What you have to do
Repeat the entries that follow verbatim, without any of their pictures.

Supplied data
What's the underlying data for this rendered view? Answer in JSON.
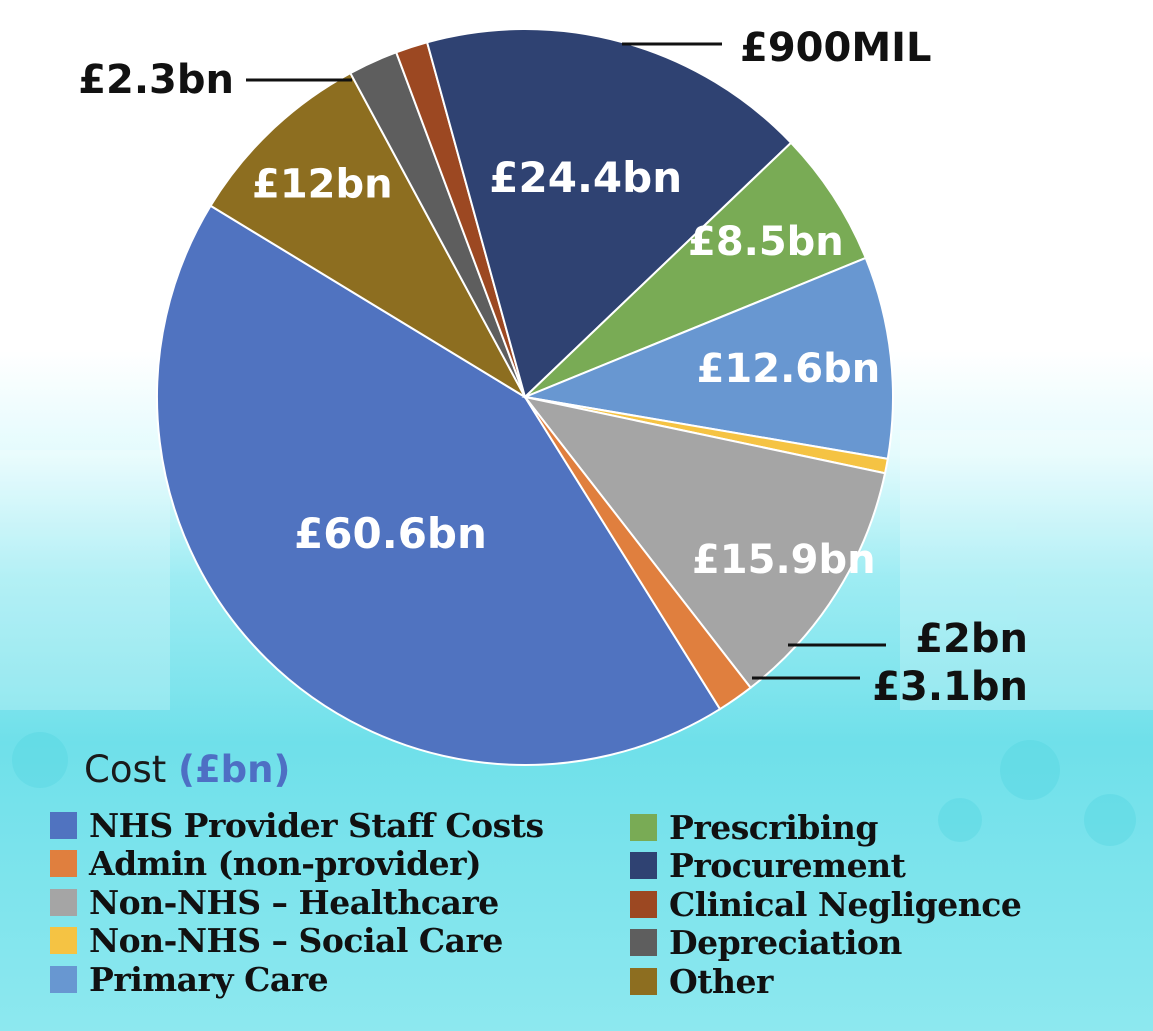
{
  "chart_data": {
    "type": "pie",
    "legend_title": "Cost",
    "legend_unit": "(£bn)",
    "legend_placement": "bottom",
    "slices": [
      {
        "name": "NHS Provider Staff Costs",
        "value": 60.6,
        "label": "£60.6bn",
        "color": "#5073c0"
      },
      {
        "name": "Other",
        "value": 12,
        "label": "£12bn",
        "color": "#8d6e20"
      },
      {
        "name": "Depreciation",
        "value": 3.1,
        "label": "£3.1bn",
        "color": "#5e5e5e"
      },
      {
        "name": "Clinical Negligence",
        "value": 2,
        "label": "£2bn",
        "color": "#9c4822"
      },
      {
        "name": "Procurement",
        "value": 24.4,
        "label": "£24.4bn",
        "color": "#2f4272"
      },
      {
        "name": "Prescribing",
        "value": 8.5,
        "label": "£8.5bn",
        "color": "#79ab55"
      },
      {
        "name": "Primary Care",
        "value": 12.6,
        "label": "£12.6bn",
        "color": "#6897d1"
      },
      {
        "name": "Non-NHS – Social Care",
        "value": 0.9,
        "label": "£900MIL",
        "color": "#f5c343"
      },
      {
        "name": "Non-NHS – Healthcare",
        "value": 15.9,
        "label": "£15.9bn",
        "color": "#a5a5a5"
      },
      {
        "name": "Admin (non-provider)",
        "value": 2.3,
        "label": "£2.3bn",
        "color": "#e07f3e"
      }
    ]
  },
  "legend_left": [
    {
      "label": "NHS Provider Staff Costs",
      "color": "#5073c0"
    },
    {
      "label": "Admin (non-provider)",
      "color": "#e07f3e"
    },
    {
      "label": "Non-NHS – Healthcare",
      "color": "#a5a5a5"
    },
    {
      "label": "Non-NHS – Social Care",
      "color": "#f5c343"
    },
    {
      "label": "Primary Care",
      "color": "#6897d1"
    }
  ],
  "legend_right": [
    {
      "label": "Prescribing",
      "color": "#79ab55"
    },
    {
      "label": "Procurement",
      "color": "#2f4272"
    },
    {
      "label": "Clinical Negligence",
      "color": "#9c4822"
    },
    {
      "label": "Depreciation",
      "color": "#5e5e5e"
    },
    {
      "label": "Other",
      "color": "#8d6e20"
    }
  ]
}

Worked solution
What's the underlying data for this rendered view? Answer in JSON.
{
  "chart_data": {
    "type": "pie",
    "legend_title": "Cost",
    "legend_unit": "(£bn)",
    "legend_placement": "bottom",
    "slices": [
      {
        "name": "NHS Provider Staff Costs",
        "value": 60.6,
        "label": "£60.6bn",
        "color": "#5073c0"
      },
      {
        "name": "Other",
        "value": 12,
        "label": "£12bn",
        "color": "#8d6e20"
      },
      {
        "name": "Depreciation",
        "value": 3.1,
        "label": "£3.1bn",
        "color": "#5e5e5e"
      },
      {
        "name": "Clinical Negligence",
        "value": 2,
        "label": "£2bn",
        "color": "#9c4822"
      },
      {
        "name": "Procurement",
        "value": 24.4,
        "label": "£24.4bn",
        "color": "#2f4272"
      },
      {
        "name": "Prescribing",
        "value": 8.5,
        "label": "£8.5bn",
        "color": "#79ab55"
      },
      {
        "name": "Primary Care",
        "value": 12.6,
        "label": "£12.6bn",
        "color": "#6897d1"
      },
      {
        "name": "Non-NHS – Social Care",
        "value": 0.9,
        "label": "£900MIL",
        "color": "#f5c343"
      },
      {
        "name": "Non-NHS – Healthcare",
        "value": 15.9,
        "label": "£15.9bn",
        "color": "#a5a5a5"
      },
      {
        "name": "Admin (non-provider)",
        "value": 2.3,
        "label": "£2.3bn",
        "color": "#e07f3e"
      }
    ]
  },
  "legend_left": [
    {
      "label": "NHS Provider Staff Costs",
      "color": "#5073c0"
    },
    {
      "label": "Admin (non-provider)",
      "color": "#e07f3e"
    },
    {
      "label": "Non-NHS – Healthcare",
      "color": "#a5a5a5"
    },
    {
      "label": "Non-NHS – Social Care",
      "color": "#f5c343"
    },
    {
      "label": "Primary Care",
      "color": "#6897d1"
    }
  ],
  "legend_right": [
    {
      "label": "Prescribing",
      "color": "#79ab55"
    },
    {
      "label": "Procurement",
      "color": "#2f4272"
    },
    {
      "label": "Clinical Negligence",
      "color": "#9c4822"
    },
    {
      "label": "Depreciation",
      "color": "#5e5e5e"
    },
    {
      "label": "Other",
      "color": "#8d6e20"
    }
  ]
}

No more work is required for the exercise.